Extracted data entries:

■ ■ ■ ■

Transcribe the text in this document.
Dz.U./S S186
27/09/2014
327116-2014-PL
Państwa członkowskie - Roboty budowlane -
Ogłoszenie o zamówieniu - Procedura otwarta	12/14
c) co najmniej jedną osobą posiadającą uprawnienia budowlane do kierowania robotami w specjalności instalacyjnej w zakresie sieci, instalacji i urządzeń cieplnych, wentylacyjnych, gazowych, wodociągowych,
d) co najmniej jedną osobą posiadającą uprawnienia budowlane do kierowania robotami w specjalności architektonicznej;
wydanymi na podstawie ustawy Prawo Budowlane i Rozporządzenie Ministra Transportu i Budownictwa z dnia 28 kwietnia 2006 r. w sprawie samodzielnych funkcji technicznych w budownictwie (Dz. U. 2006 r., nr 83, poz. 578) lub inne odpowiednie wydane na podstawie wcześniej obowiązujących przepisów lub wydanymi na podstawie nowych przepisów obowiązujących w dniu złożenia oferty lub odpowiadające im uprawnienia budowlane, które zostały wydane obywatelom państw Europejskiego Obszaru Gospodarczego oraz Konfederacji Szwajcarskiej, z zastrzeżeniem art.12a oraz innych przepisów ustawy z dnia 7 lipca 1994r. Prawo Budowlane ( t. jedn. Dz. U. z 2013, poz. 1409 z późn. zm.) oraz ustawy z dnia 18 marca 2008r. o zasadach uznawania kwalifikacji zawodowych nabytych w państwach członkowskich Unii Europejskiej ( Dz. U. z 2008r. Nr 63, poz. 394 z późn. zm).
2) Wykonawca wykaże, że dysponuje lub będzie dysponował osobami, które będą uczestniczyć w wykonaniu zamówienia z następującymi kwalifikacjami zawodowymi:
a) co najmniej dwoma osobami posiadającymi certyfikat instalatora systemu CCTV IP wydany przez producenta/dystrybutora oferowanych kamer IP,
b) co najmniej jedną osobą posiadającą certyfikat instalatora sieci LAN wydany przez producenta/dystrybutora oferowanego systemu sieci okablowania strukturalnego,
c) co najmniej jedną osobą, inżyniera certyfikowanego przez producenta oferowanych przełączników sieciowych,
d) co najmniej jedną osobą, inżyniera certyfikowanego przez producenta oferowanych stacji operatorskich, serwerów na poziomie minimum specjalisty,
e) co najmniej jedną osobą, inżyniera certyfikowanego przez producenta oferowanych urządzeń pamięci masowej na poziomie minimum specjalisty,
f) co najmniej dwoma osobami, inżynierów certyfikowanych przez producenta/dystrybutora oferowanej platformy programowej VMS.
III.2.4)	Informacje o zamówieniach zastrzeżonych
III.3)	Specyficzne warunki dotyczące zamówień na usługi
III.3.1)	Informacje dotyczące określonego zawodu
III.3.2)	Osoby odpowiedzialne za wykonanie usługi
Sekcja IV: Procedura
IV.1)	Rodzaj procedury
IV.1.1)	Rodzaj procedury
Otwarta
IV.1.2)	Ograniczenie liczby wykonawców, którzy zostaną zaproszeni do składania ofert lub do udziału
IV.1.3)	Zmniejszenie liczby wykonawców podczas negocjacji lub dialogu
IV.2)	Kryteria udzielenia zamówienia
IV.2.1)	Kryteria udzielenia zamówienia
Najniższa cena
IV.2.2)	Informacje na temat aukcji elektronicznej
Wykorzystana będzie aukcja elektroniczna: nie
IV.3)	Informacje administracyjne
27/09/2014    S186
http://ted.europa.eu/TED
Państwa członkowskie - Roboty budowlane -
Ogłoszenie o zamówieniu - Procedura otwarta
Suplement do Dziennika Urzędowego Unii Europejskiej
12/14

■ ■ ■ ■

Across the records, how many lines contain "wykonawców"? Only the number should be given.

2